* _TASK INPUTS_
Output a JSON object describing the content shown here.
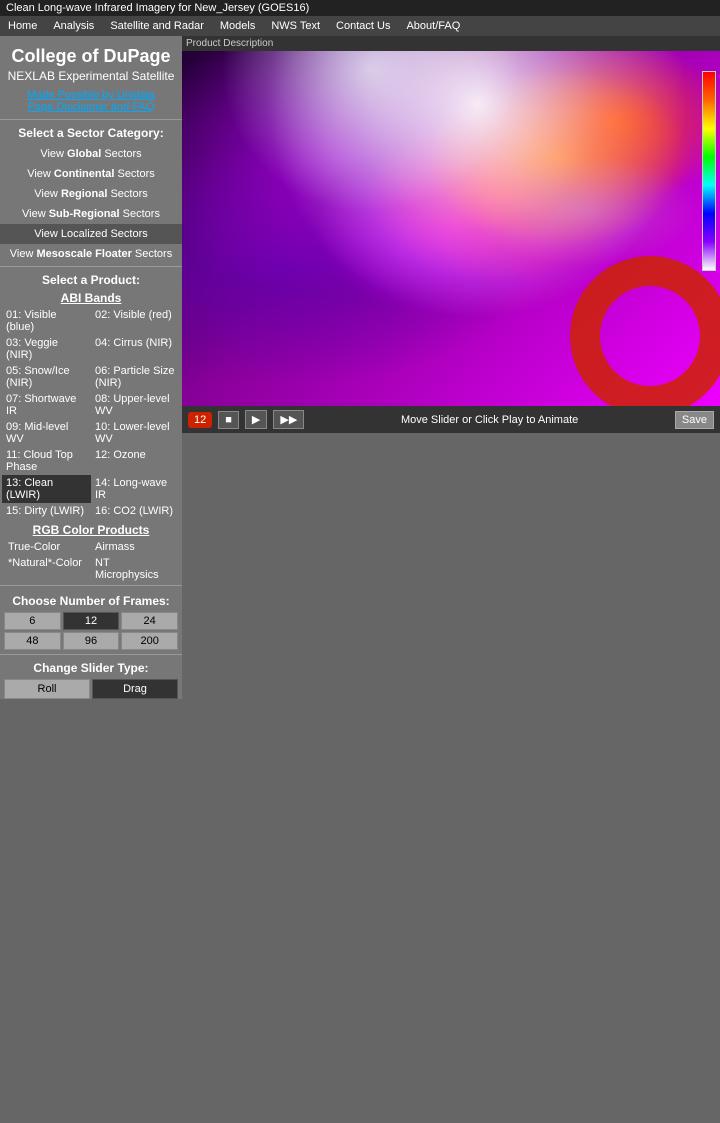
{
  "titlebar": {
    "title": "Clean Long-wave Infrared Imagery for New_Jersey (GOES16)"
  },
  "nav": {
    "items": [
      "Home",
      "Analysis",
      "Satellite and Radar",
      "Models",
      "NWS Text",
      "Contact Us",
      "About/FAQ"
    ]
  },
  "sidebar": {
    "college_name": "College of DuPage",
    "nexlab_title": "NEXLAB Experimental Satellite",
    "unidata_link": "Made Possible by Unidata",
    "disclaimer_link": "Page Disclaimer and FAQ",
    "sector_category_label": "Select a Sector Category:",
    "sector_links": [
      {
        "label": "View ",
        "bold": "Global",
        "suffix": " Sectors"
      },
      {
        "label": "View ",
        "bold": "Continental",
        "suffix": " Sectors"
      },
      {
        "label": "View ",
        "bold": "Regional",
        "suffix": " Sectors"
      },
      {
        "label": "View ",
        "bold": "Sub-Regional",
        "suffix": " Sectors"
      },
      {
        "label": "View ",
        "bold": "Localized",
        "suffix": " Sectors",
        "active": true
      },
      {
        "label": "View ",
        "bold": "Mesoscale Floater",
        "suffix": " Sectors"
      }
    ],
    "product_label": "Select a Product:",
    "abi_bands_label": "ABI Bands",
    "bands": [
      {
        "id": "01",
        "name": "Visible (blue)",
        "active": false
      },
      {
        "id": "02",
        "name": "Visible (red)",
        "active": false
      },
      {
        "id": "03",
        "name": "Veggie (NIR)",
        "active": false
      },
      {
        "id": "04",
        "name": "Cirrus (NIR)",
        "active": false
      },
      {
        "id": "05",
        "name": "Snow/Ice (NIR)",
        "active": false
      },
      {
        "id": "06",
        "name": "Particle Size (NIR)",
        "active": false
      },
      {
        "id": "07",
        "name": "Shortwave IR",
        "active": false
      },
      {
        "id": "08",
        "name": "Upper-level WV",
        "active": false
      },
      {
        "id": "09",
        "name": "Mid-level WV",
        "active": false
      },
      {
        "id": "10",
        "name": "Lower-level WV",
        "active": false
      },
      {
        "id": "11",
        "name": "Cloud Top Phase",
        "active": false
      },
      {
        "id": "12",
        "name": "Ozone",
        "active": false
      },
      {
        "id": "13",
        "name": "Clean (LWIR)",
        "active": true
      },
      {
        "id": "14",
        "name": "Long-wave IR",
        "active": false
      },
      {
        "id": "15",
        "name": "Dirty (LWIR)",
        "active": false
      },
      {
        "id": "16",
        "name": "CO2 (LWIR)",
        "active": false
      }
    ],
    "rgb_label": "RGB Color Products",
    "rgb_products": [
      {
        "name": "True-Color",
        "active": false
      },
      {
        "name": "Airmass",
        "active": false
      },
      {
        "name": "*Natural*-Color",
        "active": false
      },
      {
        "name": "NT Microphysics",
        "active": false
      }
    ],
    "frames_label": "Choose Number of Frames:",
    "frame_counts": [
      "6",
      "12",
      "24",
      "48",
      "96",
      "200"
    ],
    "active_frame": "12",
    "slider_label": "Change Slider Type:",
    "slider_options": [
      "Roll",
      "Drag"
    ],
    "active_slider": "Drag"
  },
  "image_area": {
    "header_text": "Product Description",
    "slider_text": "Move Slider or Click Play to Animate",
    "frame_counter": "12",
    "controls": {
      "stop": "■",
      "play": "▶",
      "forward": "▶▶",
      "save": "Save"
    }
  }
}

* _PROBLEM DESCRIPTION_
The records above are to be quoted exactly, with all pictures left out.

* _IN RESPONSE_
Output a JSON object describing the content shown here.
{
  "titlebar": {
    "title": "Clean Long-wave Infrared Imagery for New_Jersey (GOES16)"
  },
  "nav": {
    "items": [
      "Home",
      "Analysis",
      "Satellite and Radar",
      "Models",
      "NWS Text",
      "Contact Us",
      "About/FAQ"
    ]
  },
  "sidebar": {
    "college_name": "College of DuPage",
    "nexlab_title": "NEXLAB Experimental Satellite",
    "unidata_link": "Made Possible by Unidata",
    "disclaimer_link": "Page Disclaimer and FAQ",
    "sector_category_label": "Select a Sector Category:",
    "sector_links": [
      {
        "label": "View ",
        "bold": "Global",
        "suffix": " Sectors"
      },
      {
        "label": "View ",
        "bold": "Continental",
        "suffix": " Sectors"
      },
      {
        "label": "View ",
        "bold": "Regional",
        "suffix": " Sectors"
      },
      {
        "label": "View ",
        "bold": "Sub-Regional",
        "suffix": " Sectors"
      },
      {
        "label": "View ",
        "bold": "Localized",
        "suffix": " Sectors",
        "active": true
      },
      {
        "label": "View ",
        "bold": "Mesoscale Floater",
        "suffix": " Sectors"
      }
    ],
    "product_label": "Select a Product:",
    "abi_bands_label": "ABI Bands",
    "bands": [
      {
        "id": "01",
        "name": "Visible (blue)",
        "active": false
      },
      {
        "id": "02",
        "name": "Visible (red)",
        "active": false
      },
      {
        "id": "03",
        "name": "Veggie (NIR)",
        "active": false
      },
      {
        "id": "04",
        "name": "Cirrus (NIR)",
        "active": false
      },
      {
        "id": "05",
        "name": "Snow/Ice (NIR)",
        "active": false
      },
      {
        "id": "06",
        "name": "Particle Size (NIR)",
        "active": false
      },
      {
        "id": "07",
        "name": "Shortwave IR",
        "active": false
      },
      {
        "id": "08",
        "name": "Upper-level WV",
        "active": false
      },
      {
        "id": "09",
        "name": "Mid-level WV",
        "active": false
      },
      {
        "id": "10",
        "name": "Lower-level WV",
        "active": false
      },
      {
        "id": "11",
        "name": "Cloud Top Phase",
        "active": false
      },
      {
        "id": "12",
        "name": "Ozone",
        "active": false
      },
      {
        "id": "13",
        "name": "Clean (LWIR)",
        "active": true
      },
      {
        "id": "14",
        "name": "Long-wave IR",
        "active": false
      },
      {
        "id": "15",
        "name": "Dirty (LWIR)",
        "active": false
      },
      {
        "id": "16",
        "name": "CO2 (LWIR)",
        "active": false
      }
    ],
    "rgb_label": "RGB Color Products",
    "rgb_products": [
      {
        "name": "True-Color",
        "active": false
      },
      {
        "name": "Airmass",
        "active": false
      },
      {
        "name": "*Natural*-Color",
        "active": false
      },
      {
        "name": "NT Microphysics",
        "active": false
      }
    ],
    "frames_label": "Choose Number of Frames:",
    "frame_counts": [
      "6",
      "12",
      "24",
      "48",
      "96",
      "200"
    ],
    "active_frame": "12",
    "slider_label": "Change Slider Type:",
    "slider_options": [
      "Roll",
      "Drag"
    ],
    "active_slider": "Drag"
  },
  "image_area": {
    "header_text": "Product Description",
    "slider_text": "Move Slider or Click Play to Animate",
    "frame_counter": "12",
    "controls": {
      "stop": "■",
      "play": "▶",
      "forward": "▶▶",
      "save": "Save"
    }
  }
}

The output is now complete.